-- RAW RECORDS start --

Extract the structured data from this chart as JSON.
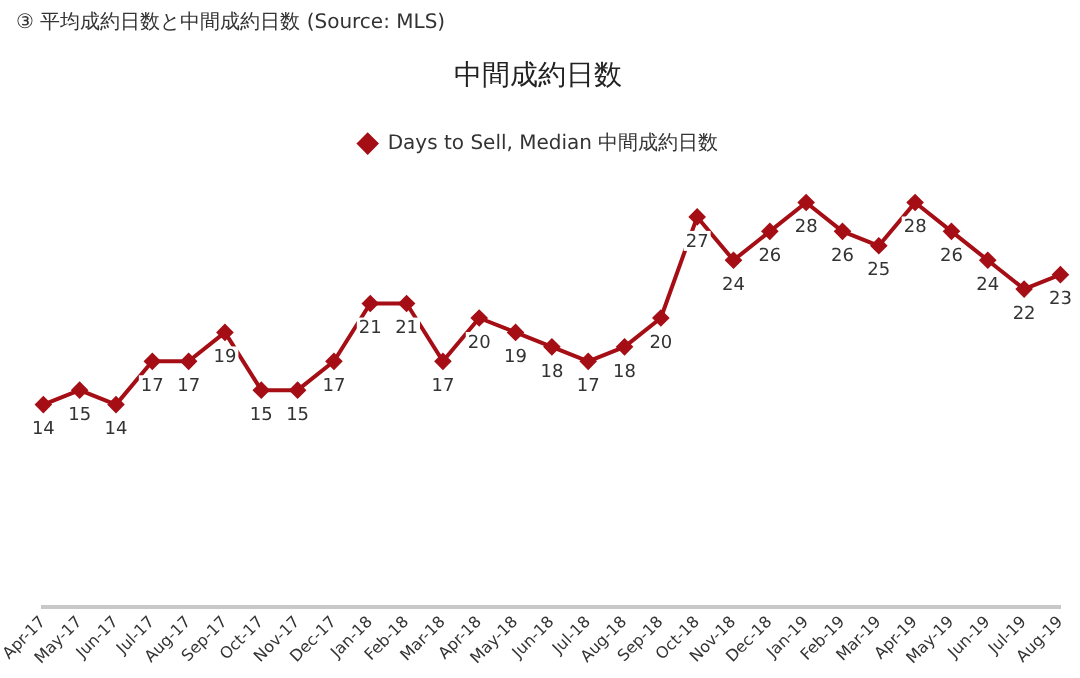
{
  "chart_data": {
    "type": "line",
    "title": "中間成約日数",
    "annotations": [
      "③ 平均成約日数と中間成約日数 (Source: MLS)"
    ],
    "categories": [
      "Apr-17",
      "May-17",
      "Jun-17",
      "Jul-17",
      "Aug-17",
      "Sep-17",
      "Oct-17",
      "Nov-17",
      "Dec-17",
      "Jan-18",
      "Feb-18",
      "Mar-18",
      "Apr-18",
      "May-18",
      "Jun-18",
      "Jul-18",
      "Aug-18",
      "Sep-18",
      "Oct-18",
      "Nov-18",
      "Dec-18",
      "Jan-19",
      "Feb-19",
      "Mar-19",
      "Apr-19",
      "May-19",
      "Jun-19",
      "Jul-19",
      "Aug-19"
    ],
    "series": [
      {
        "name": "Days to Sell, Median 中間成約日数",
        "color": "#a50e15",
        "values": [
          14,
          15,
          14,
          17,
          17,
          19,
          15,
          15,
          17,
          21,
          21,
          17,
          20,
          19,
          18,
          17,
          18,
          20,
          27,
          24,
          26,
          28,
          26,
          25,
          28,
          26,
          24,
          22,
          23
        ]
      }
    ],
    "data_labels": true,
    "legend": "top",
    "grid": false,
    "marker": "diamond",
    "line_style": "solid"
  }
}
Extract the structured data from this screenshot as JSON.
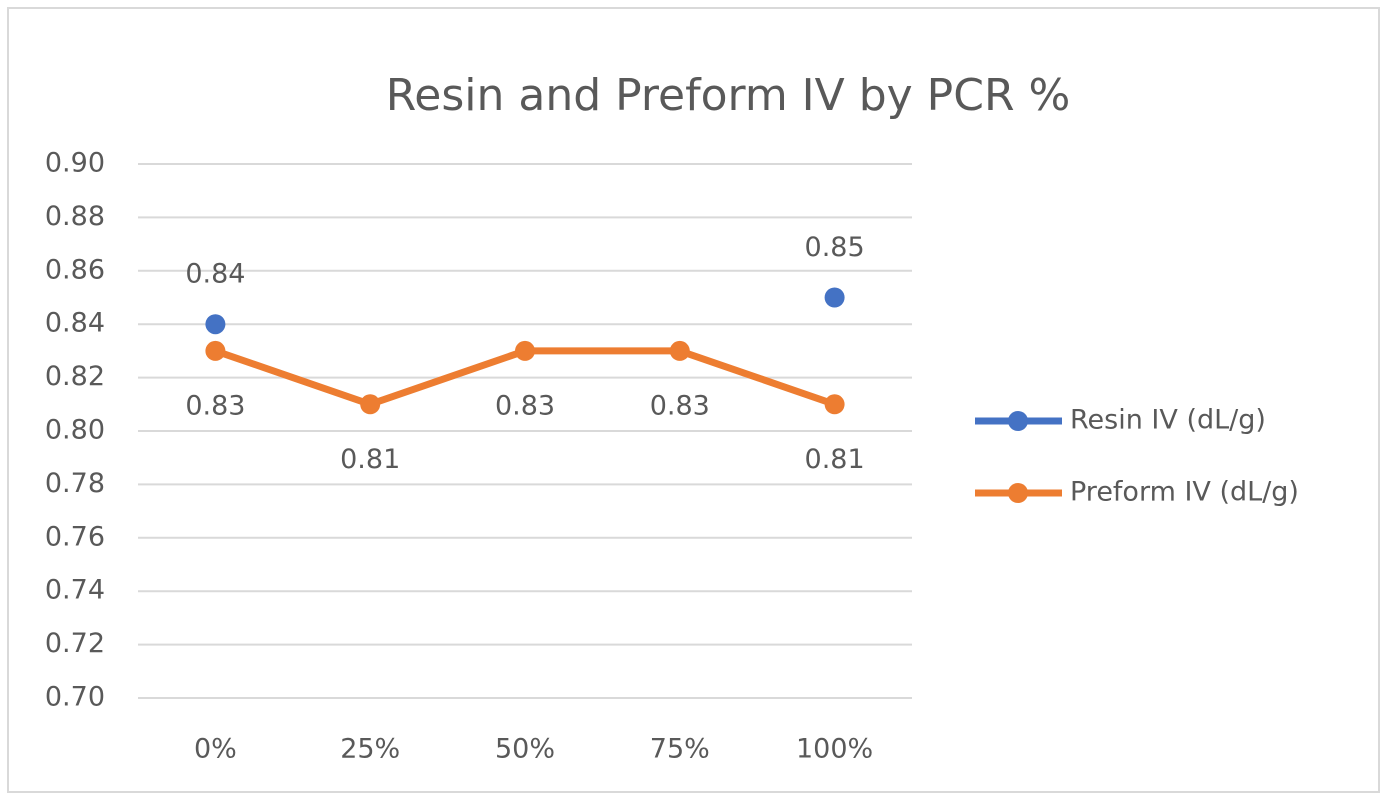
{
  "chart_data": {
    "type": "line",
    "title": "Resin and Preform IV by PCR %",
    "categories": [
      "0%",
      "25%",
      "50%",
      "75%",
      "100%"
    ],
    "series": [
      {
        "name": "Resin IV (dL/g)",
        "color": "#4472c4",
        "values": [
          0.84,
          null,
          null,
          null,
          0.85
        ]
      },
      {
        "name": "Preform IV (dL/g)",
        "color": "#ed7d31",
        "values": [
          0.83,
          0.81,
          0.83,
          0.83,
          0.81
        ]
      }
    ],
    "ylim": [
      0.7,
      0.9
    ],
    "yticks": [
      {
        "value": 0.7,
        "label": "0.70"
      },
      0.72,
      0.74,
      0.76,
      0.78,
      {
        "value": 0.8,
        "label": "0.80"
      },
      0.82,
      0.84,
      0.86,
      0.88,
      {
        "value": 0.9,
        "label": "0.90"
      }
    ],
    "grid": true,
    "legend": "right"
  }
}
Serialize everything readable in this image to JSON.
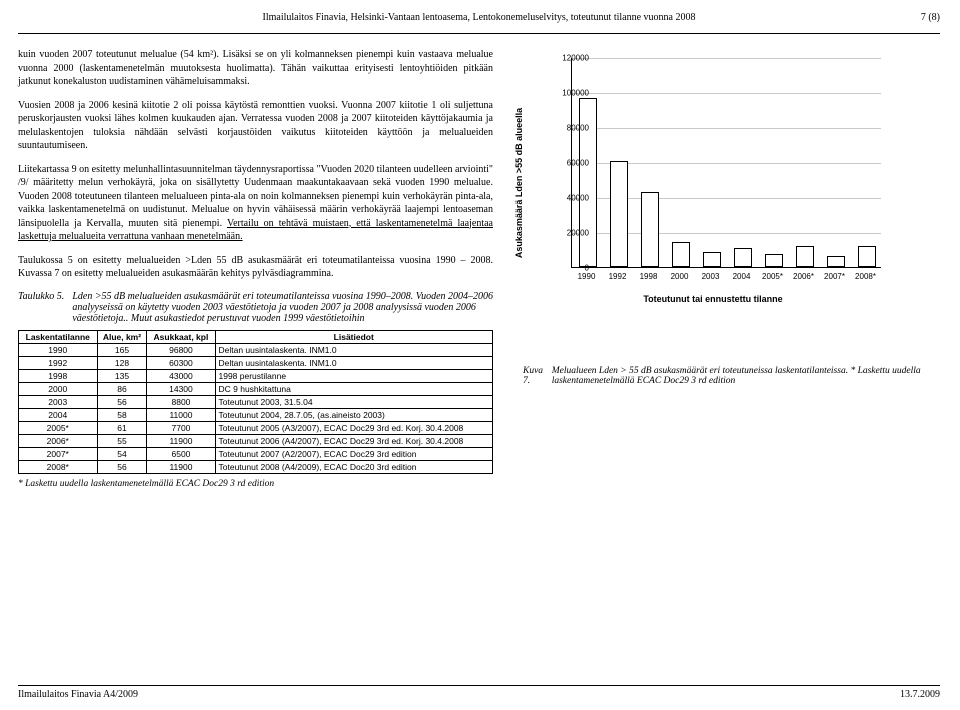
{
  "header": {
    "title": "Ilmailulaitos Finavia, Helsinki-Vantaan lentoasema, Lentokonemeluselvitys, toteutunut tilanne vuonna 2008",
    "pagenum": "7 (8)"
  },
  "body": {
    "p1": "kuin vuoden 2007 toteutunut melualue (54 km²). Lisäksi se on yli kolmanneksen pienempi kuin vastaava melualue vuonna 2000 (laskentamenetelmän muutoksesta huolimatta). Tähän vaikuttaa erityisesti lentoyhtiöiden pitkään jatkunut konekaluston uudistaminen vähämeluisammaksi.",
    "p2": "Vuosien 2008 ja 2006 kesinä kiitotie 2 oli poissa käytöstä remonttien vuoksi. Vuonna 2007 kiitotie 1 oli suljettuna peruskorjausten vuoksi lähes kolmen kuukauden ajan. Verratessa vuoden 2008 ja 2007 kiitoteiden käyttöjakaumia ja melulaskentojen tuloksia nähdään selvästi korjaustöiden vaikutus kiitoteiden käyttöön ja melualueiden suuntautumiseen.",
    "p3a": "Liitekartassa 9 on esitetty melunhallintasuunnitelman täydennysraportissa \"Vuoden 2020 tilanteen uudelleen arviointi\" /9/ määritetty melun verhokäyrä, joka on sisällytetty Uudenmaan maakuntakaavaan sekä vuoden 1990 melualue. Vuoden 2008 toteutuneen tilanteen melualueen pinta-ala on noin kolmanneksen pienempi kuin verhokäyrän pinta-ala, vaikka laskentamenetelmä on uudistunut. Melualue on hyvin vähäisessä määrin verhokäyrää laajempi lentoaseman länsipuolella ja Kervalla, muuten sitä pienempi. ",
    "p3u": "Vertailu on tehtävä muistaen, että laskentamenetelmä laajentaa laskettuja melualueita verrattuna vanhaan menetelmään.",
    "p4": "Taulukossa 5 on esitetty melualueiden >Lden 55 dB asukasmäärät eri toteumatilanteissa vuosina 1990 – 2008. Kuvassa 7 on esitetty melualueiden asukasmäärän kehitys pylväsdiagrammina.",
    "tabcaplabel": "Taulukko 5.",
    "tabcaptext": "Lden >55 dB melualueiden asukasmäärät eri toteumatilanteissa vuosina 1990–2008. Vuoden 2004–2006 analyyseissä on käytetty vuoden 2003 väestötietoja ja vuoden 2007 ja 2008 analyysissä vuoden 2006 väestötietoja.. Muut asukastiedot perustuvat vuoden 1999 väestötietoihin"
  },
  "table": {
    "head": [
      "Laskentatilanne",
      "Alue, km²",
      "Asukkaat, kpl",
      "Lisätiedot"
    ],
    "rows": [
      [
        "1990",
        "165",
        "96800",
        "Deltan uusintalaskenta. INM1.0"
      ],
      [
        "1992",
        "128",
        "60300",
        "Deltan uusintalaskenta. INM1.0"
      ],
      [
        "1998",
        "135",
        "43000",
        "1998 perustilanne"
      ],
      [
        "2000",
        "86",
        "14300",
        "DC 9 hushkitattuna"
      ],
      [
        "2003",
        "56",
        "8800",
        "Toteutunut 2003, 31.5.04"
      ],
      [
        "2004",
        "58",
        "11000",
        "Toteutunut 2004, 28.7.05, (as.aineisto 2003)"
      ],
      [
        "2005*",
        "61",
        "7700",
        "Toteutunut 2005 (A3/2007), ECAC Doc29 3rd ed. Korj. 30.4.2008"
      ],
      [
        "2006*",
        "55",
        "11900",
        "Toteutunut 2006 (A4/2007), ECAC Doc29 3rd ed. Korj. 30.4.2008"
      ],
      [
        "2007*",
        "54",
        "6500",
        "Toteutunut 2007 (A2/2007), ECAC Doc29 3rd edition"
      ],
      [
        "2008*",
        "56",
        "11900",
        "Toteutunut 2008 (A4/2009), ECAC Doc20 3rd edition"
      ]
    ],
    "footnote": "* Laskettu uudella laskentamenetelmällä ECAC Doc29 3 rd edition"
  },
  "chart": {
    "type": "bar",
    "ylabel": "Asukasmäärä Lden >55 dB alueella",
    "xlabel": "Toteutunut tai ennustettu tilanne",
    "ymax": 120000,
    "ytick_step": 20000,
    "yticks": [
      "0",
      "20000",
      "40000",
      "60000",
      "80000",
      "100000",
      "120000"
    ],
    "categories": [
      "1990",
      "1992",
      "1998",
      "2000",
      "2003",
      "2004",
      "2005*",
      "2006*",
      "2007*",
      "2008*"
    ],
    "values": [
      96800,
      60300,
      43000,
      14300,
      8800,
      11000,
      7700,
      11900,
      6500,
      11900
    ],
    "bar_fill": "#ffffff",
    "bar_border": "#000000",
    "grid_color": "#c9c9c9",
    "background": "#ffffff"
  },
  "figure": {
    "label": "Kuva 7.",
    "text": "Melualueen Lden > 55 dB asukasmäärät eri toteutuneissa laskentatilanteissa. * Laskettu uudella laskentamenetelmällä ECAC Doc29 3 rd edition"
  },
  "footer": {
    "left": "Ilmailulaitos Finavia A4/2009",
    "right": "13.7.2009"
  }
}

-- RAW RECORDS end --

Reproduce the material above verbatim; omit every picture.

### EXPECTED OUTPUT
Extract the structured data from this chart as JSON.
{
  "chart_data": {
    "type": "line",
    "title": "中間成約日数",
    "annotations": [
      "③ 平均成約日数と中間成約日数 (Source: MLS)"
    ],
    "categories": [
      "Apr-17",
      "May-17",
      "Jun-17",
      "Jul-17",
      "Aug-17",
      "Sep-17",
      "Oct-17",
      "Nov-17",
      "Dec-17",
      "Jan-18",
      "Feb-18",
      "Mar-18",
      "Apr-18",
      "May-18",
      "Jun-18",
      "Jul-18",
      "Aug-18",
      "Sep-18",
      "Oct-18",
      "Nov-18",
      "Dec-18",
      "Jan-19",
      "Feb-19",
      "Mar-19",
      "Apr-19",
      "May-19",
      "Jun-19",
      "Jul-19",
      "Aug-19"
    ],
    "series": [
      {
        "name": "Days to Sell, Median 中間成約日数",
        "color": "#a50e15",
        "values": [
          14,
          15,
          14,
          17,
          17,
          19,
          15,
          15,
          17,
          21,
          21,
          17,
          20,
          19,
          18,
          17,
          18,
          20,
          27,
          24,
          26,
          28,
          26,
          25,
          28,
          26,
          24,
          22,
          23
        ]
      }
    ],
    "data_labels": true,
    "legend": "top",
    "grid": false,
    "marker": "diamond",
    "line_style": "solid"
  }
}
Extract the structured data from this screenshot as JSON.
{
  "chart_data": {
    "type": "line",
    "title": "Resin and Preform IV by PCR %",
    "categories": [
      "0%",
      "25%",
      "50%",
      "75%",
      "100%"
    ],
    "series": [
      {
        "name": "Resin IV (dL/g)",
        "color": "#4472c4",
        "values": [
          0.84,
          null,
          null,
          null,
          0.85
        ]
      },
      {
        "name": "Preform IV (dL/g)",
        "color": "#ed7d31",
        "values": [
          0.83,
          0.81,
          0.83,
          0.83,
          0.81
        ]
      }
    ],
    "ylim": [
      0.7,
      0.9
    ],
    "yticks": [
      {
        "value": 0.7,
        "label": "0.70"
      },
      0.72,
      0.74,
      0.76,
      0.78,
      {
        "value": 0.8,
        "label": "0.80"
      },
      0.82,
      0.84,
      0.86,
      0.88,
      {
        "value": 0.9,
        "label": "0.90"
      }
    ],
    "grid": true,
    "legend": "right"
  }
}
Serialize everything readable in this image to JSON.
{
  "header": {
    "title": "Ilmailulaitos Finavia, Helsinki-Vantaan lentoasema, Lentokonemeluselvitys, toteutunut tilanne vuonna 2008",
    "pagenum": "7 (8)"
  },
  "body": {
    "p1": "kuin vuoden 2007 toteutunut melualue (54 km²). Lisäksi se on yli kolmanneksen pienempi kuin vastaava melualue vuonna 2000 (laskentamenetelmän muutoksesta huolimatta). Tähän vaikuttaa erityisesti lentoyhtiöiden pitkään jatkunut konekaluston uudistaminen vähämeluisammaksi.",
    "p2": "Vuosien 2008 ja 2006 kesinä kiitotie 2 oli poissa käytöstä remonttien vuoksi. Vuonna 2007 kiitotie 1 oli suljettuna peruskorjausten vuoksi lähes kolmen kuukauden ajan. Verratessa vuoden 2008 ja 2007 kiitoteiden käyttöjakaumia ja melulaskentojen tuloksia nähdään selvästi korjaustöiden vaikutus kiitoteiden käyttöön ja melualueiden suuntautumiseen.",
    "p3a": "Liitekartassa 9 on esitetty melunhallintasuunnitelman täydennysraportissa \"Vuoden 2020 tilanteen uudelleen arviointi\" /9/ määritetty melun verhokäyrä, joka on sisällytetty Uudenmaan maakuntakaavaan sekä vuoden 1990 melualue. Vuoden 2008 toteutuneen tilanteen melualueen pinta-ala on noin kolmanneksen pienempi kuin verhokäyrän pinta-ala, vaikka laskentamenetelmä on uudistunut. Melualue on hyvin vähäisessä määrin verhokäyrää laajempi lentoaseman länsipuolella ja Kervalla, muuten sitä pienempi. ",
    "p3u": "Vertailu on tehtävä muistaen, että laskentamenetelmä laajentaa laskettuja melualueita verrattuna vanhaan menetelmään.",
    "p4": "Taulukossa 5 on esitetty melualueiden >Lden 55 dB asukasmäärät eri toteumatilanteissa vuosina 1990 – 2008. Kuvassa 7 on esitetty melualueiden asukasmäärän kehitys pylväsdiagrammina.",
    "tabcaplabel": "Taulukko 5.",
    "tabcaptext": "Lden >55 dB melualueiden asukasmäärät eri toteumatilanteissa vuosina 1990–2008. Vuoden 2004–2006 analyyseissä on käytetty vuoden 2003 väestötietoja ja vuoden 2007 ja 2008 analyysissä vuoden 2006 väestötietoja.. Muut asukastiedot perustuvat vuoden 1999 väestötietoihin"
  },
  "table": {
    "head": [
      "Laskentatilanne",
      "Alue, km²",
      "Asukkaat, kpl",
      "Lisätiedot"
    ],
    "rows": [
      [
        "1990",
        "165",
        "96800",
        "Deltan uusintalaskenta. INM1.0"
      ],
      [
        "1992",
        "128",
        "60300",
        "Deltan uusintalaskenta. INM1.0"
      ],
      [
        "1998",
        "135",
        "43000",
        "1998 perustilanne"
      ],
      [
        "2000",
        "86",
        "14300",
        "DC 9 hushkitattuna"
      ],
      [
        "2003",
        "56",
        "8800",
        "Toteutunut 2003, 31.5.04"
      ],
      [
        "2004",
        "58",
        "11000",
        "Toteutunut 2004, 28.7.05, (as.aineisto 2003)"
      ],
      [
        "2005*",
        "61",
        "7700",
        "Toteutunut 2005 (A3/2007), ECAC Doc29 3rd ed. Korj. 30.4.2008"
      ],
      [
        "2006*",
        "55",
        "11900",
        "Toteutunut 2006 (A4/2007), ECAC Doc29 3rd ed. Korj. 30.4.2008"
      ],
      [
        "2007*",
        "54",
        "6500",
        "Toteutunut 2007 (A2/2007), ECAC Doc29 3rd edition"
      ],
      [
        "2008*",
        "56",
        "11900",
        "Toteutunut 2008 (A4/2009), ECAC Doc20 3rd edition"
      ]
    ],
    "footnote": "* Laskettu uudella laskentamenetelmällä ECAC Doc29 3 rd edition"
  },
  "chart": {
    "type": "bar",
    "ylabel": "Asukasmäärä Lden >55 dB alueella",
    "xlabel": "Toteutunut tai ennustettu tilanne",
    "ymax": 120000,
    "ytick_step": 20000,
    "yticks": [
      "0",
      "20000",
      "40000",
      "60000",
      "80000",
      "100000",
      "120000"
    ],
    "categories": [
      "1990",
      "1992",
      "1998",
      "2000",
      "2003",
      "2004",
      "2005*",
      "2006*",
      "2007*",
      "2008*"
    ],
    "values": [
      96800,
      60300,
      43000,
      14300,
      8800,
      11000,
      7700,
      11900,
      6500,
      11900
    ],
    "bar_fill": "#ffffff",
    "bar_border": "#000000",
    "grid_color": "#c9c9c9",
    "background": "#ffffff"
  },
  "figure": {
    "label": "Kuva 7.",
    "text": "Melualueen Lden > 55 dB asukasmäärät eri toteutuneissa laskentatilanteissa. * Laskettu uudella laskentamenetelmällä ECAC Doc29 3 rd edition"
  },
  "footer": {
    "left": "Ilmailulaitos Finavia A4/2009",
    "right": "13.7.2009"
  }
}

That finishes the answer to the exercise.